◆ TASK PROMPT ◆
Take each line containing "ylabel" and report it exactly as written.

============

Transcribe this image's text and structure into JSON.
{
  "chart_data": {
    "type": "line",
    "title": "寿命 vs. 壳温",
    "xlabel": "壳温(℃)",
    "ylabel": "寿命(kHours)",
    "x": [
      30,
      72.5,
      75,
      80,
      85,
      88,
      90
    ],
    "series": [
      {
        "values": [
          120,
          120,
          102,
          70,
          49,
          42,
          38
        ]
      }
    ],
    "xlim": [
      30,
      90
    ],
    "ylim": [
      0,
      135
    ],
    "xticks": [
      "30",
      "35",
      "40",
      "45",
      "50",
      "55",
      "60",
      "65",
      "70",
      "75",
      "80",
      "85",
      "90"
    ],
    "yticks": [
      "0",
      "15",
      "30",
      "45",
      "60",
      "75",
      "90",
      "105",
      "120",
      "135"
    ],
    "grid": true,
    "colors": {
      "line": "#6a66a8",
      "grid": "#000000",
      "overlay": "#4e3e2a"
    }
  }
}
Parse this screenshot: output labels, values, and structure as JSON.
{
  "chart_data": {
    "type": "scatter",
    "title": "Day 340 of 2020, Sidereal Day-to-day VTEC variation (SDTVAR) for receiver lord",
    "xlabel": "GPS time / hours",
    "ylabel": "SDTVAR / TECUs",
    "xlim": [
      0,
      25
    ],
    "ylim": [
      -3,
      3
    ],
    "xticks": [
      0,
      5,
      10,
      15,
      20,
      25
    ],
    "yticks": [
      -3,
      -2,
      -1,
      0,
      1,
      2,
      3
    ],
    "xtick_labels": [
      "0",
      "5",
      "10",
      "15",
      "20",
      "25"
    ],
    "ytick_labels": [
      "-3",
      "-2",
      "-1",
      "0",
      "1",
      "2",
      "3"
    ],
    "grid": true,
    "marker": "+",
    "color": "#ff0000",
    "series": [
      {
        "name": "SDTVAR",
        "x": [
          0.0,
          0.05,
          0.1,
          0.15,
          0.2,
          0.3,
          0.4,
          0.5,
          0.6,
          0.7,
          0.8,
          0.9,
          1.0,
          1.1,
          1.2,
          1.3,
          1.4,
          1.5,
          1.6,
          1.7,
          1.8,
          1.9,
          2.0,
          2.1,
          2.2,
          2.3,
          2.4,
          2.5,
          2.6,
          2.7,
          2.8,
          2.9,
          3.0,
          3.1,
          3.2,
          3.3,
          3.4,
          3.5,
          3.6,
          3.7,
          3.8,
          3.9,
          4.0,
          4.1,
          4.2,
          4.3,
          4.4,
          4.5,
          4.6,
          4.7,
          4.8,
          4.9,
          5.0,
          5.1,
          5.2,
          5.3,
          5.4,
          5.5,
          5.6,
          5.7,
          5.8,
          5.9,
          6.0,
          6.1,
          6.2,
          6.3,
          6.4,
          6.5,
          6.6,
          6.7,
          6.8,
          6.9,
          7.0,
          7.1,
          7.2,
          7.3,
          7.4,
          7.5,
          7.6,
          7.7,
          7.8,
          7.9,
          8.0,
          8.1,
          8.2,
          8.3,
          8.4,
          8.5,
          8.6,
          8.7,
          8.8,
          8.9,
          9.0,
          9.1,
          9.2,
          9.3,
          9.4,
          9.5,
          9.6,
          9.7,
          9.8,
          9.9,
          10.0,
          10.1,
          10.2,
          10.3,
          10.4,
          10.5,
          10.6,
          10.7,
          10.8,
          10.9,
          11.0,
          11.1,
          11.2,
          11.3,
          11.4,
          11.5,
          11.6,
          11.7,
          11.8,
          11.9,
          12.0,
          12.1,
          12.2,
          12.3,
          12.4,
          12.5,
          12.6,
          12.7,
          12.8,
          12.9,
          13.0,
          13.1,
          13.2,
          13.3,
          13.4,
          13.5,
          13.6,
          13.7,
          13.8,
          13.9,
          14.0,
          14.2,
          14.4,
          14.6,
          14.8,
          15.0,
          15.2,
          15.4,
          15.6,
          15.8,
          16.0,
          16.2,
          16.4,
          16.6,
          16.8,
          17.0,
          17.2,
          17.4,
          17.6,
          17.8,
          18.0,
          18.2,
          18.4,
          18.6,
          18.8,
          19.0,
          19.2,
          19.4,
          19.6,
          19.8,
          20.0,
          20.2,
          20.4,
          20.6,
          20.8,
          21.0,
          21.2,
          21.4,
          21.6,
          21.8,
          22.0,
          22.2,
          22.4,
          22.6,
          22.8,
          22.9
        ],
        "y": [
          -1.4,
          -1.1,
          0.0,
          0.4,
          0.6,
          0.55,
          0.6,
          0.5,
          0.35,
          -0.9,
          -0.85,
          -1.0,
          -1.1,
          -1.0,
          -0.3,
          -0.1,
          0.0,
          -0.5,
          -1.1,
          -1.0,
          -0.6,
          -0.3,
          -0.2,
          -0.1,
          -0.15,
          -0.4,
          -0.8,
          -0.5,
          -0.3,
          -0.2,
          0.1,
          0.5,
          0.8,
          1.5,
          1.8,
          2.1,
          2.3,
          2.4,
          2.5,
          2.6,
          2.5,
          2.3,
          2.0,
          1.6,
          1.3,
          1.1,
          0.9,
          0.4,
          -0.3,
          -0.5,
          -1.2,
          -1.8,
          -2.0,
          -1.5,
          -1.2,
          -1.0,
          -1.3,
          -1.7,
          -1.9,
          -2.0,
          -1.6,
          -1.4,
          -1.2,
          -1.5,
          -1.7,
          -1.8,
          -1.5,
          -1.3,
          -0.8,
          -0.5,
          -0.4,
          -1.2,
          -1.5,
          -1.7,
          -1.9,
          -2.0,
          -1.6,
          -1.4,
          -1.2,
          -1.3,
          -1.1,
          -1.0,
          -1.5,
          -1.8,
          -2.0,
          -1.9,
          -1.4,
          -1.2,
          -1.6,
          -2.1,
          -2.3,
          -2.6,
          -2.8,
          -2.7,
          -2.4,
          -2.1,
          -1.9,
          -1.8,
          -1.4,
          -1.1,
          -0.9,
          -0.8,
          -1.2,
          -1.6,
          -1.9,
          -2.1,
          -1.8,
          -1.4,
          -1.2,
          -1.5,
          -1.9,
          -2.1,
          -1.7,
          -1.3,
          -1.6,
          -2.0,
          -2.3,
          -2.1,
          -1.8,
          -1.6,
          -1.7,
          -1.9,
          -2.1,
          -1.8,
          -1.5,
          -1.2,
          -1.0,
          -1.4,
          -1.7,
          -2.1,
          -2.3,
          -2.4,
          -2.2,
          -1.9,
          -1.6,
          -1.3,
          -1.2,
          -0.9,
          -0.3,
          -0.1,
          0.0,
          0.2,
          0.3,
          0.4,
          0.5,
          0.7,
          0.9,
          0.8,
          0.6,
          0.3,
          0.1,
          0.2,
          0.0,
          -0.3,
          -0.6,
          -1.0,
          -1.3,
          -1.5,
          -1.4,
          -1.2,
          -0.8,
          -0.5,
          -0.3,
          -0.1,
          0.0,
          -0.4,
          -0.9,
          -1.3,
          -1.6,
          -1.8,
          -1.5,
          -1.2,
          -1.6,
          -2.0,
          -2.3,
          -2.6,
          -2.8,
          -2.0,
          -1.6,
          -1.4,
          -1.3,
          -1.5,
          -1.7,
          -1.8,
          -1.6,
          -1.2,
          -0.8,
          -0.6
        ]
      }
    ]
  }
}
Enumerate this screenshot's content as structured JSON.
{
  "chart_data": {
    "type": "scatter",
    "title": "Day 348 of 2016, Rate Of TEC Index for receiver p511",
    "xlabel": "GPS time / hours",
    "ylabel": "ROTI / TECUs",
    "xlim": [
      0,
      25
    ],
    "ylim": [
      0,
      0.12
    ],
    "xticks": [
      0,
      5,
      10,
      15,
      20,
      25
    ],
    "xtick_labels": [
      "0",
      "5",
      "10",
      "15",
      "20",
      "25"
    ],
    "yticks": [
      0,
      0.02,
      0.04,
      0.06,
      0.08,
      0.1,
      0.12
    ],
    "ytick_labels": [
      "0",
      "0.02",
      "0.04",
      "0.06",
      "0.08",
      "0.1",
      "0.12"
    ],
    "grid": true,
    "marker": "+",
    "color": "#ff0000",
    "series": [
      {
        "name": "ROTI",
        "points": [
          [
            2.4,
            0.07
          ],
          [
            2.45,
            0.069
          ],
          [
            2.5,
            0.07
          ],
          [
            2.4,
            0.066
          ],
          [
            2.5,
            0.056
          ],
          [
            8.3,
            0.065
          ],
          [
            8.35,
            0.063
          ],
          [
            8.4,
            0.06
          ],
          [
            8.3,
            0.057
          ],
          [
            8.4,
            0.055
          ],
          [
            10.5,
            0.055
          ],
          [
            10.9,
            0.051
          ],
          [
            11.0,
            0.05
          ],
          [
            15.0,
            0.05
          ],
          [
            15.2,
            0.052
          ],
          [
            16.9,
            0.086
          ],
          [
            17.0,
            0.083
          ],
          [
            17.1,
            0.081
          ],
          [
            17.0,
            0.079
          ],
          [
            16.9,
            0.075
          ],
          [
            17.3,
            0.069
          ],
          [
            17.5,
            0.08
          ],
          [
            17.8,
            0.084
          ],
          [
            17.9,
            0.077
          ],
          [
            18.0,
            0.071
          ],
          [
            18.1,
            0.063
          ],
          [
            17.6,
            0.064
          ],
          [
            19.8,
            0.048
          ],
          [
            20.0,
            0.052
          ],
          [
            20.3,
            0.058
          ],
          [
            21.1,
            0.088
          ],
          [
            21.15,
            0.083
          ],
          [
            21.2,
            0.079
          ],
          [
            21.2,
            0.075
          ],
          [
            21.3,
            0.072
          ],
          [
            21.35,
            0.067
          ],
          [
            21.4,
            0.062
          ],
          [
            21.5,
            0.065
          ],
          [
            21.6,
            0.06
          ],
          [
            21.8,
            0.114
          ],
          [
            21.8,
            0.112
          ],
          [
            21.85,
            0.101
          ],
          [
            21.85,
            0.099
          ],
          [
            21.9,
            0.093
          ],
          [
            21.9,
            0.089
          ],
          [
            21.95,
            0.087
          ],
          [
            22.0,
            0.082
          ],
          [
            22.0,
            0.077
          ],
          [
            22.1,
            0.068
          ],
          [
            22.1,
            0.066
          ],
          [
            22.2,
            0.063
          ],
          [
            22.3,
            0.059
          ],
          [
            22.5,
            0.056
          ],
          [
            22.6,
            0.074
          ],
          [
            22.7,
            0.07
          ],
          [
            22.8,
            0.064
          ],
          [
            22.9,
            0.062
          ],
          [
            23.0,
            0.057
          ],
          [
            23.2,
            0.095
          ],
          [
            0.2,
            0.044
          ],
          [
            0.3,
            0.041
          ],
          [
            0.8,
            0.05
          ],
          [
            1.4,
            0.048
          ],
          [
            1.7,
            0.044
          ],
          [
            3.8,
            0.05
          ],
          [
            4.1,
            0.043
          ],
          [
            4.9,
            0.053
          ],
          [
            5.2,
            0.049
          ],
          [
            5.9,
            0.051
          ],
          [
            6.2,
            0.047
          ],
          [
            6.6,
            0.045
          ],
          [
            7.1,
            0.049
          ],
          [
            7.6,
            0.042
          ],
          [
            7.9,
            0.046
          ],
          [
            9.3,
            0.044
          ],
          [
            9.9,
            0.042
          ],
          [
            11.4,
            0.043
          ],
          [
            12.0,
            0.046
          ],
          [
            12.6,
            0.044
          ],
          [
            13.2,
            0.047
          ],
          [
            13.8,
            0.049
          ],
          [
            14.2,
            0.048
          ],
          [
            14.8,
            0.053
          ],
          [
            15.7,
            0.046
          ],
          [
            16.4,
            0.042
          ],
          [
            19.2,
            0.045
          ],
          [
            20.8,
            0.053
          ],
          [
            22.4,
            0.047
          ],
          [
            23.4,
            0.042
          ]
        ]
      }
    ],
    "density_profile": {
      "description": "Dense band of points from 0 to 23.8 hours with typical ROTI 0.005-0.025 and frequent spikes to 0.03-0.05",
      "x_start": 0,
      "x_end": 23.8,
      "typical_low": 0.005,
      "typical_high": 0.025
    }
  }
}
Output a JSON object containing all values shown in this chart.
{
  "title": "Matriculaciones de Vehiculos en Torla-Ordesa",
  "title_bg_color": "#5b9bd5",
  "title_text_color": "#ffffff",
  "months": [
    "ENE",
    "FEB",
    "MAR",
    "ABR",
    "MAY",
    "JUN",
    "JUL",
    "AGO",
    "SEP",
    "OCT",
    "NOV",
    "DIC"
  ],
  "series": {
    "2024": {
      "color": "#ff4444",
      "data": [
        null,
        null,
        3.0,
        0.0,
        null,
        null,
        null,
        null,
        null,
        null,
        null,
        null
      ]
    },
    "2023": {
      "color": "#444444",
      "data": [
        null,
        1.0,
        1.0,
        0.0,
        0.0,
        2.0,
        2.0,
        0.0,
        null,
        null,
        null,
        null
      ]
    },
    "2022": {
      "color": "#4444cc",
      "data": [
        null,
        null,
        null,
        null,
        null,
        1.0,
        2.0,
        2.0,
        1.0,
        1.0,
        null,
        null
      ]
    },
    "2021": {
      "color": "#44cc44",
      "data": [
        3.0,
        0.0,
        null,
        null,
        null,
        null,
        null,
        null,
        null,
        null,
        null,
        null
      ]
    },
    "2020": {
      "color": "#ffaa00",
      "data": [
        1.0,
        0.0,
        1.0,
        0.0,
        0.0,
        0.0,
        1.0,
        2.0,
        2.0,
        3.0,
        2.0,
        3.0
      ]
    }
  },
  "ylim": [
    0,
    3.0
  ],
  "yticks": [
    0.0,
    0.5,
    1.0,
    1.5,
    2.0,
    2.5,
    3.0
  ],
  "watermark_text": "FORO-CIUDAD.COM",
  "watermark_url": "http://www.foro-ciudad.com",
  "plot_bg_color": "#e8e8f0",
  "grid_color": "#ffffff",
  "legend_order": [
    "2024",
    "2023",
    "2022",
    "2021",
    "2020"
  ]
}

============

◆ COMPLETED TASK ◆
    "ylabel": "寿命(kHours)",
    "ylabel": "SDTVAR / TECUs",
    "ylabel": "ROTI / TECUs",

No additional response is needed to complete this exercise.